MATERIAL SHOWN

----------

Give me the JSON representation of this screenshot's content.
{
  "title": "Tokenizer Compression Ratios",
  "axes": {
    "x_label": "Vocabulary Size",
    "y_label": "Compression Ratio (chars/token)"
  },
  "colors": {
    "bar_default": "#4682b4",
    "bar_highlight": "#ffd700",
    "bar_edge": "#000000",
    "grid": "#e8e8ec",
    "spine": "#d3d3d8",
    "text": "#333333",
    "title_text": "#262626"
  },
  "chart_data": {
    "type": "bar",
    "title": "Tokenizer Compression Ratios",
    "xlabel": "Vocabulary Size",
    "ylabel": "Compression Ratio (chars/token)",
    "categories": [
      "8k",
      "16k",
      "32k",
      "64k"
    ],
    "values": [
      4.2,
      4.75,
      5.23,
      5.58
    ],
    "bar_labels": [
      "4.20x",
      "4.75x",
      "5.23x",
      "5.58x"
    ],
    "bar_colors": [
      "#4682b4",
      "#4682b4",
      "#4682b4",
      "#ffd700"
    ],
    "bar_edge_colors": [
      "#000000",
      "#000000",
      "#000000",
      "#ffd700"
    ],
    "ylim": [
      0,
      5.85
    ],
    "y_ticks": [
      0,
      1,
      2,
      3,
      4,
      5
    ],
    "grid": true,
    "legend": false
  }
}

----------

WORK INSTRUCTIONS
Give back each line above precisely as it stands.

WRITTEN SOLUTION
Give me the JSON representation of this screenshot's content.
{
  "title": "Tokenizer Compression Ratios",
  "axes": {
    "x_label": "Vocabulary Size",
    "y_label": "Compression Ratio (chars/token)"
  },
  "colors": {
    "bar_default": "#4682b4",
    "bar_highlight": "#ffd700",
    "bar_edge": "#000000",
    "grid": "#e8e8ec",
    "spine": "#d3d3d8",
    "text": "#333333",
    "title_text": "#262626"
  },
  "chart_data": {
    "type": "bar",
    "title": "Tokenizer Compression Ratios",
    "xlabel": "Vocabulary Size",
    "ylabel": "Compression Ratio (chars/token)",
    "categories": [
      "8k",
      "16k",
      "32k",
      "64k"
    ],
    "values": [
      4.2,
      4.75,
      5.23,
      5.58
    ],
    "bar_labels": [
      "4.20x",
      "4.75x",
      "5.23x",
      "5.58x"
    ],
    "bar_colors": [
      "#4682b4",
      "#4682b4",
      "#4682b4",
      "#ffd700"
    ],
    "bar_edge_colors": [
      "#000000",
      "#000000",
      "#000000",
      "#ffd700"
    ],
    "ylim": [
      0,
      5.85
    ],
    "y_ticks": [
      0,
      1,
      2,
      3,
      4,
      5
    ],
    "grid": true,
    "legend": false
  }
}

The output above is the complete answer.